EXERCISE PROMPT
In the academic FAQs below, recast the paragraph starting "One of the most important responsibilities" as a short bulleted list that keeps its main facts.

Academic FAQs

  • When do classes begin and end?
    You can find the start and end dates, holidays and finals schedule by checking the Academic Calendar.  
  • How does my student know what books to purchase for their classes?
    Through their myLCCC account, students can see the required books from their "Printable Class Schedule." They can also look up the books on the bookstore website if they have the course number and section number.
  • What is academic advising?
    Academic advising is a process by which an advisor meets with the student to discuss the student’s short- and long-term educational and career goals. The advisor will assist in determining the sequencing of required courses in the student’s major and help select the appropriate courses for each semester. Advisors provide encouragement and refer students to support services within the college, if needed. When your student is not sure where to go with a question or problem, their advisor can help.
  • What are my student's responsibilities in the academic advising process?
    One of the most important responsibilities is keeping scheduled appointments. If your student is not able to keep an appointment, they should contact the advisor as soon as possible. Your student should be prepared with any relevant information (unofficial transcript, etc.) to ensure the appointment will be productive, as well as any questions that will help them make informed decisions. Students should aim to meet with an advisor once per semester. If the student plans to transfer to a four-year institution, they are highly encouraged to meet with an academic advisor early and continue to do so throughout their time at LCCC.
  • My student doesn't have a major. Is that OK?
    Many students are unsure of a major or career pathway when they start college. Your student's advisor can help them explore their strengths and their options at LCCC. Encourage your student to complete the FOCUS II assessment to help them start thinking about this important decision, and to schedule an appointment with their advisor at the beginning of the semester.
  • My student plans to transfer. Where can we find more information?
    You can find transfer information, including course equivalencies and articulation agreements, as well as transfer planning tips and visit information, on the Transfer Services web page. If your student plans to transfer to a state school, you can find program-to-program transfer information and additional course equivalency information on the PA Trac website.
  • What is the syllabus? Why is it important?
    The syllabus is the agreement between the professor and the class about what material will be learned, classroom policies and procedures, and the grading system.  Each professor develops their own way of teaching the class in line with the course objectives.  Students must pay close attention to the syllabus because it will differ in each class and it will explain how students earn their grades in the class.
  • What is the homework like? What about tests and make-up work?
    Homework in college is very different than homework in high school. Students must complete a good deal of work at home to be successful in a class. Students are expected to do 2-3 hours of work outside of class for each hour spent in class. Being a full-time student is the same as a full-time job. Make-up work in college is not usually allowed.

Spatial layout entries:
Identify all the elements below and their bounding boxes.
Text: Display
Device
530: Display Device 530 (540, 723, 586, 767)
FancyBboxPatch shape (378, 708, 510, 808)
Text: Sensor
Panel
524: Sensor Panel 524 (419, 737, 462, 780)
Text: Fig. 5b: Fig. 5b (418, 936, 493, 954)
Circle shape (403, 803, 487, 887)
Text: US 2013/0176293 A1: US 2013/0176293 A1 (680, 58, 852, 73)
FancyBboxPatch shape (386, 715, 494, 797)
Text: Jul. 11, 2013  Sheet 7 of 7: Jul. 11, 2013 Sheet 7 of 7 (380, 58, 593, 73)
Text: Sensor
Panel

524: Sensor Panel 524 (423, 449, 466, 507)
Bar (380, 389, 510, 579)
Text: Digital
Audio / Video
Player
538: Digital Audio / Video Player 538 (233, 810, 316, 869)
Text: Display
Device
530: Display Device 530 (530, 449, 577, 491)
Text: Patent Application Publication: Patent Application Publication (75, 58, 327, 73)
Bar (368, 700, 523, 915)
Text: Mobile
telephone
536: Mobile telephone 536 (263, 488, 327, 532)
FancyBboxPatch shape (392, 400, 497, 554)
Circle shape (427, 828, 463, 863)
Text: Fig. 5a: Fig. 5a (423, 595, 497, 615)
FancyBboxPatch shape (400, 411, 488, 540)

OUTPUT FOR THIS EXERCISE
- Keep scheduled appointments; if unable to, contact the advisor as soon as possible.
- Come prepared with relevant information, such as an unofficial transcript, plus questions that help with making informed decisions.
- Aim to meet with an advisor once per semester.
- Students planning to transfer to a four-year institution should meet with an academic advisor early and keep doing so throughout their time at LCCC.